▶ **Aim of the task**
Keep only the lines that hold the string "българската", filtering out the rest of the entries below.
╭─ Source material
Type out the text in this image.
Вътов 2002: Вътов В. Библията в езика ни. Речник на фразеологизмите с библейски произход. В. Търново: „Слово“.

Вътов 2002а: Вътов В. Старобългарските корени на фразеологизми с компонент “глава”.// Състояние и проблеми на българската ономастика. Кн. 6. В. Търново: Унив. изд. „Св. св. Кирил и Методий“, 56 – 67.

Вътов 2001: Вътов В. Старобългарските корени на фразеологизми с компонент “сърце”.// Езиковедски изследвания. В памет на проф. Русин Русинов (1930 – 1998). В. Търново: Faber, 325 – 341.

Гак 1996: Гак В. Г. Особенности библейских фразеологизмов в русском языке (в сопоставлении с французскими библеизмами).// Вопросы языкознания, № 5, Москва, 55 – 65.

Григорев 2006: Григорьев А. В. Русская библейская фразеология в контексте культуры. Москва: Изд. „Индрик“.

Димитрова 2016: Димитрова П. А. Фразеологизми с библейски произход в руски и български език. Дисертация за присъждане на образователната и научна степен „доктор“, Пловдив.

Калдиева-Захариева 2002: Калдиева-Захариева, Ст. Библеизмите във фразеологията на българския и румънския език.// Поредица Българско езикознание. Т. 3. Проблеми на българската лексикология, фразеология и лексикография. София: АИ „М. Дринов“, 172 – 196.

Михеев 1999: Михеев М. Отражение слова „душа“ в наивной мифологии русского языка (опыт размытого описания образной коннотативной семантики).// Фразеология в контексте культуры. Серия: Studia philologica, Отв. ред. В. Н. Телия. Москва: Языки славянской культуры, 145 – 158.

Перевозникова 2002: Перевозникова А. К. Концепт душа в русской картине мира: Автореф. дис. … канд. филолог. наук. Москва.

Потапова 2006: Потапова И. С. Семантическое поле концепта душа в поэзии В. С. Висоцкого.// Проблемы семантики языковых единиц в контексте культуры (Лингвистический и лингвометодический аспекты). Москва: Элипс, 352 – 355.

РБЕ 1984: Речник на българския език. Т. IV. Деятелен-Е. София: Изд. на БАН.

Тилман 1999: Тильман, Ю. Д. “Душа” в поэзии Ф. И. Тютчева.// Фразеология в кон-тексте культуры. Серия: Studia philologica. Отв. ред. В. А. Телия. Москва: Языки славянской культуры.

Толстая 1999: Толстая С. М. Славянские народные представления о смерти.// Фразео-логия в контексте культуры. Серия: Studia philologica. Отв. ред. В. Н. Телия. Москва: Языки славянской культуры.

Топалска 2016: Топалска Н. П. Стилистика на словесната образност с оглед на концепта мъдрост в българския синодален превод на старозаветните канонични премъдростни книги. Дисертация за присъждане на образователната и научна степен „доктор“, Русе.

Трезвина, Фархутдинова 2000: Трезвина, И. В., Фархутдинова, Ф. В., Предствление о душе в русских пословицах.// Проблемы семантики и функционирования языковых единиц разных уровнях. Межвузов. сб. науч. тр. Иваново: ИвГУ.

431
╰─
▶ **Full response**
Вътов 2002а: Вътов В. Старобългарските корени на фразеологизми с компонент “глава”.// Състояние и проблеми на българската ономастика. Кн. 6. В. Търново: Унив. изд. „Св. св. Кирил и Методий“, 56 – 67.
Калдиева-Захариева 2002: Калдиева-Захариева, Ст. Библеизмите във фразеологията на българския и румънския език.// Поредица Българско езикознание. Т. 3. Проблеми на българската лексикология, фразеология и лексикография. София: АИ „М. Дринов“, 172 – 196.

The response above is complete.